[Begin RECORDS FOR PROCESSING]

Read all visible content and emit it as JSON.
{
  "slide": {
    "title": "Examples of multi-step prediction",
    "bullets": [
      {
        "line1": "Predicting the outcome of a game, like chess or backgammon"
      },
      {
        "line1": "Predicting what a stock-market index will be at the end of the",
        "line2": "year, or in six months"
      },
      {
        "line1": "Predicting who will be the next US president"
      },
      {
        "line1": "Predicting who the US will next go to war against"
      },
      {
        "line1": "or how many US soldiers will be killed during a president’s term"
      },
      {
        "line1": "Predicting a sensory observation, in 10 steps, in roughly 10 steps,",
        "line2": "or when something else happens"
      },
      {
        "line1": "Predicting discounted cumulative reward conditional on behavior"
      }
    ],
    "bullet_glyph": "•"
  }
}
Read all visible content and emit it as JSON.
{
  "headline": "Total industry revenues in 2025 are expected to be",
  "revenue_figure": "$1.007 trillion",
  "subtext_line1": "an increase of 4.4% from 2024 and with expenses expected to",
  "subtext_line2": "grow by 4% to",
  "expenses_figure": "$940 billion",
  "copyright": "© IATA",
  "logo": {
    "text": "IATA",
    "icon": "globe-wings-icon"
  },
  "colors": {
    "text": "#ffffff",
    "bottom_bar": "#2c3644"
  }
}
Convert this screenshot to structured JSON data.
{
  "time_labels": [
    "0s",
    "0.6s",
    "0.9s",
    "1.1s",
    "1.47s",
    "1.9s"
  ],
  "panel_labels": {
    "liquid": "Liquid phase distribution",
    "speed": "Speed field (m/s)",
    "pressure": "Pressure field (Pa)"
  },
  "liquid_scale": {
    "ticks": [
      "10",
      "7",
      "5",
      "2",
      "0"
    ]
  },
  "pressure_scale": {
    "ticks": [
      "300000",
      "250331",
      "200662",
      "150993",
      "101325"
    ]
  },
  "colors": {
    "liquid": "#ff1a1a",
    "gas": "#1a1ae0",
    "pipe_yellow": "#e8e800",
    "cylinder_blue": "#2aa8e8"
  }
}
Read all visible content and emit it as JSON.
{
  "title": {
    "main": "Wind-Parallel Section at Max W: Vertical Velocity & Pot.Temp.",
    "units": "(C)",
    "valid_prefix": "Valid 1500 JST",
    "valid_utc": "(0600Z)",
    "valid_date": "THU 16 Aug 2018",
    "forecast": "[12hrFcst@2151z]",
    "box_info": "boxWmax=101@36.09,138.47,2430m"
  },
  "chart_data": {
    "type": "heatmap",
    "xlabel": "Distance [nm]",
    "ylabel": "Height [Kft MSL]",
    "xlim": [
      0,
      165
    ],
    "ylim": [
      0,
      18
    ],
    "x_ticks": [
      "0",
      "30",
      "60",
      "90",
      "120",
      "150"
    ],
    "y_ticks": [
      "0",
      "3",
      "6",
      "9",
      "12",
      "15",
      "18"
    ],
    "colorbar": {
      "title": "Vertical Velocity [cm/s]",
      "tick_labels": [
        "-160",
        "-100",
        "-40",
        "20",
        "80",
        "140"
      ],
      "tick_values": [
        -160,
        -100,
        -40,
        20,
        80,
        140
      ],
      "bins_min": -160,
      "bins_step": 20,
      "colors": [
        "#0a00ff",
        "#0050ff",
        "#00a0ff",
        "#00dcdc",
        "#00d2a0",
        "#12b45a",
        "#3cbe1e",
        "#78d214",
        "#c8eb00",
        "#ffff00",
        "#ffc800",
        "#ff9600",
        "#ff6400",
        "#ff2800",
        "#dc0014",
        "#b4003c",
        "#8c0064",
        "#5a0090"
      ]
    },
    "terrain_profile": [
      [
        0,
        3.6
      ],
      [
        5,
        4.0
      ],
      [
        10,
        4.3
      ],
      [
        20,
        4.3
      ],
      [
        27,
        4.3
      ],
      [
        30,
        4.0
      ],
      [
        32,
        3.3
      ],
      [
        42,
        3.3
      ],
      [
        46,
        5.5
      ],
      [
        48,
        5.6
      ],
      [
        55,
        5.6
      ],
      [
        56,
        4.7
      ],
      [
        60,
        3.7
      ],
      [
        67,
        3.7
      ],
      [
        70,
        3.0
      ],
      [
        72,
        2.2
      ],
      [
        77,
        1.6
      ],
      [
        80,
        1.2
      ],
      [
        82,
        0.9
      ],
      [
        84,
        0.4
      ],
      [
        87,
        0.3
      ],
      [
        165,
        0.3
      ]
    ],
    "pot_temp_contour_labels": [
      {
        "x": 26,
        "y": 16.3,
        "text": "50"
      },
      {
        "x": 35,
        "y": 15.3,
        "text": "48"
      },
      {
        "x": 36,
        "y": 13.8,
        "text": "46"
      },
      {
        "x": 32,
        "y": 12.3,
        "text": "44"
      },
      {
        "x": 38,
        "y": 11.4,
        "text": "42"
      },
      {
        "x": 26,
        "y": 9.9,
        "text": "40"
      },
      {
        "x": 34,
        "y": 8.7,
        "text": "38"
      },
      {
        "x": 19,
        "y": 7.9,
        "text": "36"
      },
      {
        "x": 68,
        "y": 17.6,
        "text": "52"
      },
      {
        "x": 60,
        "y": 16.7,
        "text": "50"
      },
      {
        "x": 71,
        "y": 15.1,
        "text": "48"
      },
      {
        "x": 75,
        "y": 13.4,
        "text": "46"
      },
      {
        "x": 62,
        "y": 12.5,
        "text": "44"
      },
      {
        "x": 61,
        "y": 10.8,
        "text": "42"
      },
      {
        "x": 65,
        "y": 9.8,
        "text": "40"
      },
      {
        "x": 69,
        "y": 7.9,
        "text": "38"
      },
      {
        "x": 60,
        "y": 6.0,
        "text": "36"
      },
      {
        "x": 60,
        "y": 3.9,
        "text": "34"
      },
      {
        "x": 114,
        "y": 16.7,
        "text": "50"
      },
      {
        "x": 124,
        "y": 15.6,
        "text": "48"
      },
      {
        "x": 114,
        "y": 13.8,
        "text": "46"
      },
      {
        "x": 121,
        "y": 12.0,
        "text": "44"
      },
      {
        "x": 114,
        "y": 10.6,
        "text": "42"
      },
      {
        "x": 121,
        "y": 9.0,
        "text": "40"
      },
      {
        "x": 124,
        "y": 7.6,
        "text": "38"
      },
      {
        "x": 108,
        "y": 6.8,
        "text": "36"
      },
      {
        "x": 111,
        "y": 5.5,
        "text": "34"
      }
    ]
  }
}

[End RECORDS FOR PROCESSING]

INSTRUCTION: Find the word "expected" in the material, then list each line that holds it.

COMPLETE RESPONSE:
  "headline": "Total industry revenues in 2025 are expected to be",
  "subtext_line1": "an increase of 4.4% from 2024 and with expenses expected to",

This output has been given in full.